[Layout element annotations]

START

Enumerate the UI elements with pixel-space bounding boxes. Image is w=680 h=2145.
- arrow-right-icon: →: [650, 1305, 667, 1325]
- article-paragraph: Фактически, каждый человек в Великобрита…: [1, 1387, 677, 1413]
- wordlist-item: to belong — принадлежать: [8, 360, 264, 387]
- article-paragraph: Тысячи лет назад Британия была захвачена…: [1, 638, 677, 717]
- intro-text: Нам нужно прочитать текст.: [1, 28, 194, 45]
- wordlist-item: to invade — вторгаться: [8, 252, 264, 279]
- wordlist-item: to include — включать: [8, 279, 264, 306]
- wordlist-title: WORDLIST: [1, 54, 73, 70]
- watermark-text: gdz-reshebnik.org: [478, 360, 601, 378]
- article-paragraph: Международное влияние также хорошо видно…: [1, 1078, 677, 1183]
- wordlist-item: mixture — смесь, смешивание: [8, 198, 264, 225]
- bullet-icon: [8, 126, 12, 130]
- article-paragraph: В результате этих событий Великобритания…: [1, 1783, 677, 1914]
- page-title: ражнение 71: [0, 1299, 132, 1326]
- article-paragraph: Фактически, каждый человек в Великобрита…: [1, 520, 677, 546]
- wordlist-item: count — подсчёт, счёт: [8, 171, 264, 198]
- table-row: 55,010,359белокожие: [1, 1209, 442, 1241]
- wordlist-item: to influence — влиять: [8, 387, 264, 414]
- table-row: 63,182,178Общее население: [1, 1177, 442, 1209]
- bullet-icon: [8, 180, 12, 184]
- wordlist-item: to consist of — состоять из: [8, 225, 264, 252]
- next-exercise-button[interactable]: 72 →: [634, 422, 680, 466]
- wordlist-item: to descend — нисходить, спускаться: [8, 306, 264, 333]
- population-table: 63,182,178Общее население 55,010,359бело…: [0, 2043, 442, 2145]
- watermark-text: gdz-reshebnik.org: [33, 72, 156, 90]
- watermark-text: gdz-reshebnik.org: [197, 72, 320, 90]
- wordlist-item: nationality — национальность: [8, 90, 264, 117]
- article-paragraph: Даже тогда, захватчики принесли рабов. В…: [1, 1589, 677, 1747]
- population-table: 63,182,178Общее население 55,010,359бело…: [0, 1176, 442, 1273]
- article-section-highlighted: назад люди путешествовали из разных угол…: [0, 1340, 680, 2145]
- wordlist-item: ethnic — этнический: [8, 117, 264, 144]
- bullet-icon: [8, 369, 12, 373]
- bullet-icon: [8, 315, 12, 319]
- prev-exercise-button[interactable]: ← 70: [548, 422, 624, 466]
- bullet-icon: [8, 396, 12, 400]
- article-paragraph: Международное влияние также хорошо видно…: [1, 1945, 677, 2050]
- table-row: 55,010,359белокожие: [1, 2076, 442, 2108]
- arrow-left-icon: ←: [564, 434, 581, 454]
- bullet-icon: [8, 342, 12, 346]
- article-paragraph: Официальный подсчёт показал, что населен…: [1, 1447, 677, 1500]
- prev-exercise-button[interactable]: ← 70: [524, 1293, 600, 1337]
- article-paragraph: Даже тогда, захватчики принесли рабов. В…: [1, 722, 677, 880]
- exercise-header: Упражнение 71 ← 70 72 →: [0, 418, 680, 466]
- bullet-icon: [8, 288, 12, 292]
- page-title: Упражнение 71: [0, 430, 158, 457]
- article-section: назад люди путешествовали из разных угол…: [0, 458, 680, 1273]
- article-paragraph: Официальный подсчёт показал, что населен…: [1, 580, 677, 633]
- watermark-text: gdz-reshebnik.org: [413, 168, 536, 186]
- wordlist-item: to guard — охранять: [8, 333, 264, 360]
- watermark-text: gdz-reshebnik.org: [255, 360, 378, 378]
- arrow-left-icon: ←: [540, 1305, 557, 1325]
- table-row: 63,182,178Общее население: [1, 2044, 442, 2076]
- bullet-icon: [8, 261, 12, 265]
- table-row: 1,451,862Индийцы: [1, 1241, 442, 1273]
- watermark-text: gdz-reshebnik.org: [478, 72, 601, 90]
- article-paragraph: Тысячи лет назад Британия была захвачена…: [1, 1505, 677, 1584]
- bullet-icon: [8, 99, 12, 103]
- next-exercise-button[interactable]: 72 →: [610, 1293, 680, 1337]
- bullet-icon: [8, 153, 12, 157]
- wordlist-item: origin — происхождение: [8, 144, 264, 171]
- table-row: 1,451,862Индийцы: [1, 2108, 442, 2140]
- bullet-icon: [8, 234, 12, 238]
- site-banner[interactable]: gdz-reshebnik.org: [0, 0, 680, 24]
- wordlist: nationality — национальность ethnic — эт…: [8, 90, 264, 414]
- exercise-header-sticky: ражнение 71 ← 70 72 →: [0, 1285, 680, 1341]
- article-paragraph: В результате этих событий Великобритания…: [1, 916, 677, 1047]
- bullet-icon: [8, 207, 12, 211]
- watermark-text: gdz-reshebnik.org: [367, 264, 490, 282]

END

EXERCISE DESCRIPTION → Rewrite the records, putting "overlay-text" wherever "watermark-text" appears and leaving every other part unchanged.

FINAL ANSWER →
Enumerate the UI elements with pixel-space bounding boxes. Image is w=680 h=2145.
- arrow-right-icon: →: [650, 1305, 667, 1325]
- article-paragraph: Фактически, каждый человек в Великобрита…: [1, 1387, 677, 1413]
- wordlist-item: to belong — принадлежать: [8, 360, 264, 387]
- article-paragraph: Тысячи лет назад Британия была захвачена…: [1, 638, 677, 717]
- intro-text: Нам нужно прочитать текст.: [1, 28, 194, 45]
- wordlist-item: to invade — вторгаться: [8, 252, 264, 279]
- wordlist-item: to include — включать: [8, 279, 264, 306]
- wordlist-title: WORDLIST: [1, 54, 73, 70]
- overlay-text: gdz-reshebnik.org: [478, 360, 601, 378]
- article-paragraph: Международное влияние также хорошо видно…: [1, 1078, 677, 1183]
- wordlist-item: mixture — смесь, смешивание: [8, 198, 264, 225]
- bullet-icon: [8, 126, 12, 130]
- article-paragraph: В результате этих событий Великобритания…: [1, 1783, 677, 1914]
- page-title: ражнение 71: [0, 1299, 132, 1326]
- article-paragraph: Фактически, каждый человек в Великобрита…: [1, 520, 677, 546]
- wordlist-item: count — подсчёт, счёт: [8, 171, 264, 198]
- table-row: 55,010,359белокожие: [1, 1209, 442, 1241]
- wordlist-item: to influence — влиять: [8, 387, 264, 414]
- table-row: 63,182,178Общее население: [1, 1177, 442, 1209]
- bullet-icon: [8, 180, 12, 184]
- wordlist-item: to consist of — состоять из: [8, 225, 264, 252]
- next-exercise-button[interactable]: 72 →: [634, 422, 680, 466]
- wordlist-item: to descend — нисходить, спускаться: [8, 306, 264, 333]
- population-table: 63,182,178Общее население 55,010,359бело…: [0, 2043, 442, 2145]
- overlay-text: gdz-reshebnik.org: [33, 72, 156, 90]
- overlay-text: gdz-reshebnik.org: [197, 72, 320, 90]
- wordlist-item: nationality — национальность: [8, 90, 264, 117]
- article-paragraph: Даже тогда, захватчики принесли рабов. В…: [1, 1589, 677, 1747]
- population-table: 63,182,178Общее население 55,010,359бело…: [0, 1176, 442, 1273]
- article-section-highlighted: назад люди путешествовали из разных угол…: [0, 1340, 680, 2145]
- wordlist-item: ethnic — этнический: [8, 117, 264, 144]
- bullet-icon: [8, 369, 12, 373]
- bullet-icon: [8, 315, 12, 319]
- prev-exercise-button[interactable]: ← 70: [548, 422, 624, 466]
- bullet-icon: [8, 396, 12, 400]
- article-paragraph: Международное влияние также хорошо видно…: [1, 1945, 677, 2050]
- table-row: 55,010,359белокожие: [1, 2076, 442, 2108]
- arrow-left-icon: ←: [564, 434, 581, 454]
- bullet-icon: [8, 342, 12, 346]
- article-paragraph: Официальный подсчёт показал, что населен…: [1, 1447, 677, 1500]
- prev-exercise-button[interactable]: ← 70: [524, 1293, 600, 1337]
- article-paragraph: Даже тогда, захватчики принесли рабов. В…: [1, 722, 677, 880]
- exercise-header: Упражнение 71 ← 70 72 →: [0, 418, 680, 466]
- bullet-icon: [8, 288, 12, 292]
- page-title: Упражнение 71: [0, 430, 158, 457]
- article-section: назад люди путешествовали из разных угол…: [0, 458, 680, 1273]
- article-paragraph: Официальный подсчёт показал, что населен…: [1, 580, 677, 633]
- overlay-text: gdz-reshebnik.org: [413, 168, 536, 186]
- wordlist-item: to guard — охранять: [8, 333, 264, 360]
- overlay-text: gdz-reshebnik.org: [255, 360, 378, 378]
- arrow-left-icon: ←: [540, 1305, 557, 1325]
- table-row: 63,182,178Общее население: [1, 2044, 442, 2076]
- bullet-icon: [8, 261, 12, 265]
- table-row: 1,451,862Индийцы: [1, 1241, 442, 1273]
- overlay-text: gdz-reshebnik.org: [478, 72, 601, 90]
- article-paragraph: Тысячи лет назад Британия была захвачена…: [1, 1505, 677, 1584]
- bullet-icon: [8, 99, 12, 103]
- next-exercise-button[interactable]: 72 →: [610, 1293, 680, 1337]
- bullet-icon: [8, 153, 12, 157]
- wordlist-item: origin — происхождение: [8, 144, 264, 171]
- table-row: 1,451,862Индийцы: [1, 2108, 442, 2140]
- bullet-icon: [8, 234, 12, 238]
- site-banner[interactable]: gdz-reshebnik.org: [0, 0, 680, 24]
- wordlist: nationality — национальность ethnic — эт…: [8, 90, 264, 414]
- exercise-header-sticky: ражнение 71 ← 70 72 →: [0, 1285, 680, 1341]
- article-paragraph: В результате этих событий Великобритания…: [1, 916, 677, 1047]
- bullet-icon: [8, 207, 12, 211]
- overlay-text: gdz-reshebnik.org: [367, 264, 490, 282]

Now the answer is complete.